TASK REQUIREMENTS: Repeat all of the records verbatim.

>> start DATA FOR PROCESSING

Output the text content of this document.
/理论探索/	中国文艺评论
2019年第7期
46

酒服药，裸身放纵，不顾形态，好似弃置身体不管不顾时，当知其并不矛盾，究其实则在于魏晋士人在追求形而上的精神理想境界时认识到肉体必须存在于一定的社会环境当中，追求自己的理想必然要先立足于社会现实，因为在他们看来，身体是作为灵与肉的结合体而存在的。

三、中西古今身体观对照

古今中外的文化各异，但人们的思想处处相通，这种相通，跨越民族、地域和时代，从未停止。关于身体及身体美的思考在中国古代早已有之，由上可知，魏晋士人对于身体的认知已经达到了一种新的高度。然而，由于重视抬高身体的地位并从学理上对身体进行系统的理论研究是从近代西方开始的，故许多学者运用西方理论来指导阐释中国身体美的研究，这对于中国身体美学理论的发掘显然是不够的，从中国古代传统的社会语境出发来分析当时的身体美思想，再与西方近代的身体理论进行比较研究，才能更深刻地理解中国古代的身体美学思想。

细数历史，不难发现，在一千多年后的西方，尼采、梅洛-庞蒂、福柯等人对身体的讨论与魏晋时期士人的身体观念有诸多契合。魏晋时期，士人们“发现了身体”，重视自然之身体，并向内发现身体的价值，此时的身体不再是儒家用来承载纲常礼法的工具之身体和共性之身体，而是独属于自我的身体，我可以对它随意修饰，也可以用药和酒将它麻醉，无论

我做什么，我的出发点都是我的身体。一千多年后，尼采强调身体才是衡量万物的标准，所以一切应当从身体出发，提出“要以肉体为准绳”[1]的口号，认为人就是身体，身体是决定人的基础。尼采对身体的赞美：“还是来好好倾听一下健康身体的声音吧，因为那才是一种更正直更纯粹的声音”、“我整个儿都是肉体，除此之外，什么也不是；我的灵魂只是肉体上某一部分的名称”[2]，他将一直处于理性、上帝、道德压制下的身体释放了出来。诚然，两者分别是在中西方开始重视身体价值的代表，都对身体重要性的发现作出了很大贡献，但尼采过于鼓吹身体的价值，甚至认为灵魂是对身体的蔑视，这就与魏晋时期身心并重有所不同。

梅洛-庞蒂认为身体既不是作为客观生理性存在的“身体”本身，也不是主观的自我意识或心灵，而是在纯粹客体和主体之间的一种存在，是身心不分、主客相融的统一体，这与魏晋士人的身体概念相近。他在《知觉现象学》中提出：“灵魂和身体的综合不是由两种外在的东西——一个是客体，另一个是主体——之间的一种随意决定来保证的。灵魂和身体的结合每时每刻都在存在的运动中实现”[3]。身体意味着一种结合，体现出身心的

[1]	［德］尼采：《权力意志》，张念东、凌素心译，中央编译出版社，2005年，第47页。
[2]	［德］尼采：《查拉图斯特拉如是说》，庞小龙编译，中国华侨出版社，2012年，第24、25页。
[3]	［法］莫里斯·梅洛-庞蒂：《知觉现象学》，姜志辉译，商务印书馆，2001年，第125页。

>> end DATA FOR PROCESSING

WRITTEN RESPONSE:
Output the text content of this document.
/理论探索/	中国文艺评论
2019年第7期
46

酒服药，裸身放纵，不顾形态，好似弃置身体不管不顾时，当知其并不矛盾，究其实则在于魏晋士人在追求形而上的精神理想境界时认识到肉体必须存在于一定的社会环境当中，追求自己的理想必然要先立足于社会现实，因为在他们看来，身体是作为灵与肉的结合体而存在的。

三、中西古今身体观对照

古今中外的文化各异，但人们的思想处处相通，这种相通，跨越民族、地域和时代，从未停止。关于身体及身体美的思考在中国古代早已有之，由上可知，魏晋士人对于身体的认知已经达到了一种新的高度。然而，由于重视抬高身体的地位并从学理上对身体进行系统的理论研究是从近代西方开始的，故许多学者运用西方理论来指导阐释中国身体美的研究，这对于中国身体美学理论的发掘显然是不够的，从中国古代传统的社会语境出发来分析当时的身体美思想，再与西方近代的身体理论进行比较研究，才能更深刻地理解中国古代的身体美学思想。

细数历史，不难发现，在一千多年后的西方，尼采、梅洛-庞蒂、福柯等人对身体的讨论与魏晋时期士人的身体观念有诸多契合。魏晋时期，士人们“发现了身体”，重视自然之身体，并向内发现身体的价值，此时的身体不再是儒家用来承载纲常礼法的工具之身体和共性之身体，而是独属于自我的身体，我可以对它随意修饰，也可以用药和酒将它麻醉，无论

我做什么，我的出发点都是我的身体。一千多年后，尼采强调身体才是衡量万物的标准，所以一切应当从身体出发，提出“要以肉体为准绳”[1]的口号，认为人就是身体，身体是决定人的基础。尼采对身体的赞美：“还是来好好倾听一下健康身体的声音吧，因为那才是一种更正直更纯粹的声音”、“我整个儿都是肉体，除此之外，什么也不是；我的灵魂只是肉体上某一部分的名称”[2]，他将一直处于理性、上帝、道德压制下的身体释放了出来。诚然，两者分别是在中西方开始重视身体价值的代表，都对身体重要性的发现作出了很大贡献，但尼采过于鼓吹身体的价值，甚至认为灵魂是对身体的蔑视，这就与魏晋时期身心并重有所不同。

梅洛-庞蒂认为身体既不是作为客观生理性存在的“身体”本身，也不是主观的自我意识或心灵，而是在纯粹客体和主体之间的一种存在，是身心不分、主客相融的统一体，这与魏晋士人的身体概念相近。他在《知觉现象学》中提出：“灵魂和身体的综合不是由两种外在的东西——一个是客体，另一个是主体——之间的一种随意决定来保证的。灵魂和身体的结合每时每刻都在存在的运动中实现”[3]。身体意味着一种结合，体现出身心的

[1]	［德］尼采：《权力意志》，张念东、凌素心译，中央编译出版社，2005年，第47页。
[2]	［德］尼采：《查拉图斯特拉如是说》，庞小龙编译，中国华侨出版社，2012年，第24、25页。
[3]	［法］莫里斯·梅洛-庞蒂：《知觉现象学》，姜志辉译，商务印书馆，2001年，第125页。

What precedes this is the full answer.